**PROMPT:** Every entry must be copied word for word.

(Saved entries)
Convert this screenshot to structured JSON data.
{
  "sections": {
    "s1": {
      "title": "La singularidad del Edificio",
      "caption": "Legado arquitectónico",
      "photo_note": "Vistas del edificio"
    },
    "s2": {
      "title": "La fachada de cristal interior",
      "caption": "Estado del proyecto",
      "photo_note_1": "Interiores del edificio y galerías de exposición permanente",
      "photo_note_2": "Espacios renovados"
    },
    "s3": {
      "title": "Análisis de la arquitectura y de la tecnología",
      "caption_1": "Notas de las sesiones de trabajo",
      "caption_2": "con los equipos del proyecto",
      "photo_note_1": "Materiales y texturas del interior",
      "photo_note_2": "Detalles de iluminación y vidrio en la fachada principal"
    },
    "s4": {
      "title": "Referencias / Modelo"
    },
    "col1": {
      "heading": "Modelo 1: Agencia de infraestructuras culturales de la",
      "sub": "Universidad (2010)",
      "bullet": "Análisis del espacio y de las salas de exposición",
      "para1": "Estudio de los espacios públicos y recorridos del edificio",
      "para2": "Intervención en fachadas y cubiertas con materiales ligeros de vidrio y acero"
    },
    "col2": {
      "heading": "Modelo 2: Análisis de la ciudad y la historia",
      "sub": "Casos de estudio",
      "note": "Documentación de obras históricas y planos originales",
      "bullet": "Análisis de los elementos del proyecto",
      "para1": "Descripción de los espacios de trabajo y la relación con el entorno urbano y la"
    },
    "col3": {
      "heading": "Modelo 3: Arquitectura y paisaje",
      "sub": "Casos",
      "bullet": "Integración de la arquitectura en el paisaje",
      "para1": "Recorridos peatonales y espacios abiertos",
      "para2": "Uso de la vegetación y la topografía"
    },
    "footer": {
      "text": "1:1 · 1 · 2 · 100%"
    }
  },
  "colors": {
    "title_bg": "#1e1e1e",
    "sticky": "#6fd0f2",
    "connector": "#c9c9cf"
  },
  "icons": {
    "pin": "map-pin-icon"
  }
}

**FULL SOLUTION:**
Convert this screenshot to structured JSON data.
{
  "sections": {
    "s1": {
      "title": "La singularidad del Edificio",
      "caption": "Legado arquitectónico",
      "photo_note": "Vistas del edificio"
    },
    "s2": {
      "title": "La fachada de cristal interior",
      "caption": "Estado del proyecto",
      "photo_note_1": "Interiores del edificio y galerías de exposición permanente",
      "photo_note_2": "Espacios renovados"
    },
    "s3": {
      "title": "Análisis de la arquitectura y de la tecnología",
      "caption_1": "Notas de las sesiones de trabajo",
      "caption_2": "con los equipos del proyecto",
      "photo_note_1": "Materiales y texturas del interior",
      "photo_note_2": "Detalles de iluminación y vidrio en la fachada principal"
    },
    "s4": {
      "title": "Referencias / Modelo"
    },
    "col1": {
      "heading": "Modelo 1: Agencia de infraestructuras culturales de la",
      "sub": "Universidad (2010)",
      "bullet": "Análisis del espacio y de las salas de exposición",
      "para1": "Estudio de los espacios públicos y recorridos del edificio",
      "para2": "Intervención en fachadas y cubiertas con materiales ligeros de vidrio y acero"
    },
    "col2": {
      "heading": "Modelo 2: Análisis de la ciudad y la historia",
      "sub": "Casos de estudio",
      "note": "Documentación de obras históricas y planos originales",
      "bullet": "Análisis de los elementos del proyecto",
      "para1": "Descripción de los espacios de trabajo y la relación con el entorno urbano y la"
    },
    "col3": {
      "heading": "Modelo 3: Arquitectura y paisaje",
      "sub": "Casos",
      "bullet": "Integración de la arquitectura en el paisaje",
      "para1": "Recorridos peatonales y espacios abiertos",
      "para2": "Uso de la vegetación y la topografía"
    },
    "footer": {
      "text": "1:1 · 1 · 2 · 100%"
    }
  },
  "colors": {
    "title_bg": "#1e1e1e",
    "sticky": "#6fd0f2",
    "connector": "#c9c9cf"
  },
  "icons": {
    "pin": "map-pin-icon"
  }
}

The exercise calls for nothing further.